- RECORDED DATA:
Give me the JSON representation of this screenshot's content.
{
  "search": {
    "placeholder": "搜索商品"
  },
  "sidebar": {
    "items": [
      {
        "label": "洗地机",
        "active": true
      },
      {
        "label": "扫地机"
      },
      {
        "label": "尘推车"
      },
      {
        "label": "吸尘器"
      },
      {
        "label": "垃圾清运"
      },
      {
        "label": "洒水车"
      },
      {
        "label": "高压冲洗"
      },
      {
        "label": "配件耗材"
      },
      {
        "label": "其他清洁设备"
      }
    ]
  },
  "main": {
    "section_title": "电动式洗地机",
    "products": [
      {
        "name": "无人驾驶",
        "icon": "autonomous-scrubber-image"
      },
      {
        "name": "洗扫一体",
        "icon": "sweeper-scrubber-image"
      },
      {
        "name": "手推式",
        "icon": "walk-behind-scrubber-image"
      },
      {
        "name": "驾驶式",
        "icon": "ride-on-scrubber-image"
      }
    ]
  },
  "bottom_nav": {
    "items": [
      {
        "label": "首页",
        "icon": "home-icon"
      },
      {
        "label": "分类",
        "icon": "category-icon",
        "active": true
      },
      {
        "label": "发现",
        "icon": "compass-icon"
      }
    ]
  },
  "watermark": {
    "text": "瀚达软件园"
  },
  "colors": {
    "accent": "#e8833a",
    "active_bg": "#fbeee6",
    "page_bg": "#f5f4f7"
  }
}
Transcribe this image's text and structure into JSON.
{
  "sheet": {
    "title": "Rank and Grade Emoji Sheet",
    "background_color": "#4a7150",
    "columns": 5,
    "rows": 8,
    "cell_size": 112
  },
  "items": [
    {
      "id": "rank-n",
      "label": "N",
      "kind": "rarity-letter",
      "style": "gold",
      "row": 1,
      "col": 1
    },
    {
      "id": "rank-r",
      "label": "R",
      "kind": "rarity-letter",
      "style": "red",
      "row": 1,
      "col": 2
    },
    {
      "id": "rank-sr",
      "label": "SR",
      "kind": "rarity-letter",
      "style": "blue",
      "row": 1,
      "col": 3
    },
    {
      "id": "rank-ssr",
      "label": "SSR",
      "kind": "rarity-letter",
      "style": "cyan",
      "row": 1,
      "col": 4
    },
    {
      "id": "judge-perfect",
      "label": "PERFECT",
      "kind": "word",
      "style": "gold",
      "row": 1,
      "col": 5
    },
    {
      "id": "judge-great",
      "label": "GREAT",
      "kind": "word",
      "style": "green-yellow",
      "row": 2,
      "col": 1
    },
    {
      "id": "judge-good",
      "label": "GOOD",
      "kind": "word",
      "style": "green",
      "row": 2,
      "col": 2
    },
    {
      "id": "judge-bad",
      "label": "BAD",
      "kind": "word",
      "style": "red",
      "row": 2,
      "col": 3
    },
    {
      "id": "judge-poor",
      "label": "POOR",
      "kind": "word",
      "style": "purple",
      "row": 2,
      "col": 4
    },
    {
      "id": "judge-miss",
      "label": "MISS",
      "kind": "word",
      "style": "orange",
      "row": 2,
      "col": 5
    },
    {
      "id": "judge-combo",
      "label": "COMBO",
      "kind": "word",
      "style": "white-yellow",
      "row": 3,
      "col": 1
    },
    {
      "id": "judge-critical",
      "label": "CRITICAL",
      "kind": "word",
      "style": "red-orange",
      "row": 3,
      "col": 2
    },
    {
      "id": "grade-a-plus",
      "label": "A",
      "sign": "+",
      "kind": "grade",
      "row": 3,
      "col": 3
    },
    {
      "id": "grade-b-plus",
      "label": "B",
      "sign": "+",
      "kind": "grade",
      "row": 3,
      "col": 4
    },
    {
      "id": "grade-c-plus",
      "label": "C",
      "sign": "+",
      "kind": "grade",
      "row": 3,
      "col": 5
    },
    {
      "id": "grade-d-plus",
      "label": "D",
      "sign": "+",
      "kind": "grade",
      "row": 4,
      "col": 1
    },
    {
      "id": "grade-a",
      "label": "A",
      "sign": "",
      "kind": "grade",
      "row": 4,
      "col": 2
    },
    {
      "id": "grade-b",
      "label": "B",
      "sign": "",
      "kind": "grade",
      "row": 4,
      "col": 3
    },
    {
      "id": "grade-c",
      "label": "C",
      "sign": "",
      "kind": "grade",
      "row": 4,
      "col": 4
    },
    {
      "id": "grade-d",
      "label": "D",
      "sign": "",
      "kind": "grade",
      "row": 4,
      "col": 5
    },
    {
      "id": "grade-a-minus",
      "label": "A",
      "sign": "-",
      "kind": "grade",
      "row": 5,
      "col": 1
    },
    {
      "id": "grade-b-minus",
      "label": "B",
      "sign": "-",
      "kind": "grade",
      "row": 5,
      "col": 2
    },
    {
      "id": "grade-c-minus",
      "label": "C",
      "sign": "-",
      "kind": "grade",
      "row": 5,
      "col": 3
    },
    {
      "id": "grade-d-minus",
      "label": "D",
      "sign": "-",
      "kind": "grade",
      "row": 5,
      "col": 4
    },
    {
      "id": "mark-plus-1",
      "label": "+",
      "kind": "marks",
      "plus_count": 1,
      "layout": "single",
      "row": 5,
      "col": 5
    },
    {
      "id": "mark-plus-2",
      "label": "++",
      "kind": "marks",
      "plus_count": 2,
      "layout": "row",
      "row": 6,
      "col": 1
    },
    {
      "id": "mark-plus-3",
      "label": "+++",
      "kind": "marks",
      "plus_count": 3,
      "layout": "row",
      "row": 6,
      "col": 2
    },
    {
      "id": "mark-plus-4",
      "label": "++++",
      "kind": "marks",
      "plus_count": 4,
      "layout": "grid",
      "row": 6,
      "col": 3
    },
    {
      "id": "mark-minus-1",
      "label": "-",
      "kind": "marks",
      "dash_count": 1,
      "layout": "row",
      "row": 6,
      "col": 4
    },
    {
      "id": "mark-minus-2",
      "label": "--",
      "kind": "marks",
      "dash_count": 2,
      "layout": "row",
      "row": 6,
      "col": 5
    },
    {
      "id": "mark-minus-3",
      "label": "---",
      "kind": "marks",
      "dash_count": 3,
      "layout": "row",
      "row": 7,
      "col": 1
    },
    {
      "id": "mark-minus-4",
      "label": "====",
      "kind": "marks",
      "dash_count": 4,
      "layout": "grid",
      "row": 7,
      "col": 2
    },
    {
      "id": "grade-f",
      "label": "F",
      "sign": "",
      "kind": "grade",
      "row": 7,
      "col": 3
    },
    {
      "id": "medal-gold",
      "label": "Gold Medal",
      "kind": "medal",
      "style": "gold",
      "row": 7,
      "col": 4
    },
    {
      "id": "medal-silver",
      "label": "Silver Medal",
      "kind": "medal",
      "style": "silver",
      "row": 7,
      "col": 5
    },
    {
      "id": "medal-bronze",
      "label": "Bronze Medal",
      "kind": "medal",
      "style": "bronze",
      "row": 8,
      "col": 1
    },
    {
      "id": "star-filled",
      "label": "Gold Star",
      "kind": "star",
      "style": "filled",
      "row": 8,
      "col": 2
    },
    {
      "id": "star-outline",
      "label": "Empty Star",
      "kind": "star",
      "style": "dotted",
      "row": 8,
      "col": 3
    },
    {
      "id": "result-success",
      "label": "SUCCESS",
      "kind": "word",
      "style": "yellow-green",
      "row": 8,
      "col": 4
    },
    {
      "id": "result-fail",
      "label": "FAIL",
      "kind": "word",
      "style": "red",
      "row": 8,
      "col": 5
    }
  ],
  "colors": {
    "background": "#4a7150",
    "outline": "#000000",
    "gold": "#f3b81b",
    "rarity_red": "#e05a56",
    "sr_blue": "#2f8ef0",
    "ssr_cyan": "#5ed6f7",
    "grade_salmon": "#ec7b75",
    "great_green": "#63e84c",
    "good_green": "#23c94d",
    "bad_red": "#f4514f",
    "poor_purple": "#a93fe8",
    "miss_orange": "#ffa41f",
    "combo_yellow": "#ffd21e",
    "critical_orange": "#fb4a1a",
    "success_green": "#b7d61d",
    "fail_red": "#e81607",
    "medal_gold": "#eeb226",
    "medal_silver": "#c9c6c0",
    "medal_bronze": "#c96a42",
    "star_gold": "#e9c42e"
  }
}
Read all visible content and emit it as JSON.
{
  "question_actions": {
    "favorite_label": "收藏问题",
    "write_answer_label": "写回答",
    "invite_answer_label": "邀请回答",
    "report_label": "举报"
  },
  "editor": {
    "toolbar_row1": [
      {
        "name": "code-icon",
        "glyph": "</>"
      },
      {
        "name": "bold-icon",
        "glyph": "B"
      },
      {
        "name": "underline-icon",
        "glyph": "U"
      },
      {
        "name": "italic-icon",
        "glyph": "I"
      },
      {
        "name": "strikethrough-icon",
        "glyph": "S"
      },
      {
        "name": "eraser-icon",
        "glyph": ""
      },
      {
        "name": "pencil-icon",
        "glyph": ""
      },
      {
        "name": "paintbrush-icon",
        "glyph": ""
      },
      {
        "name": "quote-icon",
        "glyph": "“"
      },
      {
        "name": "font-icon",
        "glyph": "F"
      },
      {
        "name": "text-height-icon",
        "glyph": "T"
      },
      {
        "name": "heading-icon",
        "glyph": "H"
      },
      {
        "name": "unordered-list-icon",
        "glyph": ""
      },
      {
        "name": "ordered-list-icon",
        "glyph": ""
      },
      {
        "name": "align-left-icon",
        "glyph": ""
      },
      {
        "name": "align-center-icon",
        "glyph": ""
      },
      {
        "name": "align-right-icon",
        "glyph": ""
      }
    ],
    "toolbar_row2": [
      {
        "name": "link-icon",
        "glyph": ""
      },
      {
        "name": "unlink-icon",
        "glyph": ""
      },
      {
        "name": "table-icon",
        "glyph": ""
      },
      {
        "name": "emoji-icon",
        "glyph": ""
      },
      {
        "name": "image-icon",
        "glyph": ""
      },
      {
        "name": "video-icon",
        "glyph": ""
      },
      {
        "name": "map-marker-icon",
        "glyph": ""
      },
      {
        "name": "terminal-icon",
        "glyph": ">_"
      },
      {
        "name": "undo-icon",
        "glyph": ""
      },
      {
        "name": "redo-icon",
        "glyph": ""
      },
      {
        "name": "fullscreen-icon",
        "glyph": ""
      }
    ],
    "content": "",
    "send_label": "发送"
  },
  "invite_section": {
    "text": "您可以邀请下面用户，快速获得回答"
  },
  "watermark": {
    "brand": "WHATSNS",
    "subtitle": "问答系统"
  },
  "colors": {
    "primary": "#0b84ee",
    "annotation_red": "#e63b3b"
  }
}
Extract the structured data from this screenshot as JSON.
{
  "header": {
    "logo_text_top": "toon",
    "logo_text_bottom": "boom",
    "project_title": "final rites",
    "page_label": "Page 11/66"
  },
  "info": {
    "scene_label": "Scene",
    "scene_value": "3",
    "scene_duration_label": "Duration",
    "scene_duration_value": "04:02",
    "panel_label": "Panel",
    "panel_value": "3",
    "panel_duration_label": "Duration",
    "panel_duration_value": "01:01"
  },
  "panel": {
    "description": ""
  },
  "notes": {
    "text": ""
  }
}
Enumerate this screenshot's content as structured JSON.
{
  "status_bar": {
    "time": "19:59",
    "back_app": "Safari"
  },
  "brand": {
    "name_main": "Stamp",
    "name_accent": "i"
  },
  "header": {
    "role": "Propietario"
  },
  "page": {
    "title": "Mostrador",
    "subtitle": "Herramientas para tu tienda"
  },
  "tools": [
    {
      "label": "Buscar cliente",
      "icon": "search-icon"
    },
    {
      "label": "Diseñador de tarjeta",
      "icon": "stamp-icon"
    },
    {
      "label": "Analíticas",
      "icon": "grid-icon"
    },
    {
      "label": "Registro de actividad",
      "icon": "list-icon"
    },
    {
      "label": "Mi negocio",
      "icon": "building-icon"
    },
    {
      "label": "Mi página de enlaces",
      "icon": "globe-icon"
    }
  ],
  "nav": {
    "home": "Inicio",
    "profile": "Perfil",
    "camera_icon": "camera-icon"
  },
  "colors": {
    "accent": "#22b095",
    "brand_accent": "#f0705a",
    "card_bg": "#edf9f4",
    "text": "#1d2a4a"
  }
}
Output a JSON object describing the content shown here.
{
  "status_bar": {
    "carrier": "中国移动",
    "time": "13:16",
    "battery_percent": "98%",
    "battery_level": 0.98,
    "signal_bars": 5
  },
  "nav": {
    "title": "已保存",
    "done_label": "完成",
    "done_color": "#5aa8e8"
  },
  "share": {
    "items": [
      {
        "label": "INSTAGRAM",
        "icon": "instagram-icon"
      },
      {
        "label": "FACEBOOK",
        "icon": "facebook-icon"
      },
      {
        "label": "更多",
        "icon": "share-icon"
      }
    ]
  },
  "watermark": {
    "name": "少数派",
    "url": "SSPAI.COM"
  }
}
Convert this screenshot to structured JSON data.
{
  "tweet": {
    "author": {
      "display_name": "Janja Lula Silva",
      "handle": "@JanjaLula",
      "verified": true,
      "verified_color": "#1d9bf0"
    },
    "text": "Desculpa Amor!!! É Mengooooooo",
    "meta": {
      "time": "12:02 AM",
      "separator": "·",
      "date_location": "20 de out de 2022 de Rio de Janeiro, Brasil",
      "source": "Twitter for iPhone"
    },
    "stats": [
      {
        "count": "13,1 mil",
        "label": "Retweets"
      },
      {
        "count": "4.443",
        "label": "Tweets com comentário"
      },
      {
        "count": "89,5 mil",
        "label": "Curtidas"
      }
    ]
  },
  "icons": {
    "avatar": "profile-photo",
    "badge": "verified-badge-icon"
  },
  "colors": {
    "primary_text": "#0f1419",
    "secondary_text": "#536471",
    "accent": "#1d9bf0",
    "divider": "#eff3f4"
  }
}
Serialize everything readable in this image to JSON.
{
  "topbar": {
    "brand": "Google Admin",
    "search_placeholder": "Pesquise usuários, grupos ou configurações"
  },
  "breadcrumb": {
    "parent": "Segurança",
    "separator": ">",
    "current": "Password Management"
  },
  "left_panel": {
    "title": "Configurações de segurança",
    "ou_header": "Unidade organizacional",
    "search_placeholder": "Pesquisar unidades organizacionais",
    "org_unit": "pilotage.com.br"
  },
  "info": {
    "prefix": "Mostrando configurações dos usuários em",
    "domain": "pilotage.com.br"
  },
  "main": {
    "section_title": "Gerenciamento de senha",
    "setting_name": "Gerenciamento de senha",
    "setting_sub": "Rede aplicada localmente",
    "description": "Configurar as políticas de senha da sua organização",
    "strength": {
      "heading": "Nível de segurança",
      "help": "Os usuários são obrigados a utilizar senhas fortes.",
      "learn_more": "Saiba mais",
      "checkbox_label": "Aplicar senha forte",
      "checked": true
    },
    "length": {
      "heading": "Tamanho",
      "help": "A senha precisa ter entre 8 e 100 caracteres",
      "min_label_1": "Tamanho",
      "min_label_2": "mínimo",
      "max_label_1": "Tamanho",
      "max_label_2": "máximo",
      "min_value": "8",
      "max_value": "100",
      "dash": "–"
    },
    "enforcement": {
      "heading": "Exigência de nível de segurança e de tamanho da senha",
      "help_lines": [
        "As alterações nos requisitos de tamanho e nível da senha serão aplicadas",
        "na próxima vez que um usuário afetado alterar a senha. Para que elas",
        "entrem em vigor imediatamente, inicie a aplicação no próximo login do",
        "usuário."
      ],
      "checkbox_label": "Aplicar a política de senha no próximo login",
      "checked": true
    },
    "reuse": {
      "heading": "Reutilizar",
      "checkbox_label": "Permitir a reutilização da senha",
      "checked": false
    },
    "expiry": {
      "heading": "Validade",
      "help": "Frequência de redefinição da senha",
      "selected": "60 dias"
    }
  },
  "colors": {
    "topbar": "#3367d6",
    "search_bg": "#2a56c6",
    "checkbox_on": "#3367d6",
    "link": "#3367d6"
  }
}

- EXERCISE:
Select the lines that carry the string "content" and copy them.

- ANSWER IN FULL:
Give me the JSON representation of this screenshot's content.
Read all visible content and emit it as JSON.
    "content": "",
Enumerate this screenshot's content as structured JSON.
Output a JSON object describing the content shown here.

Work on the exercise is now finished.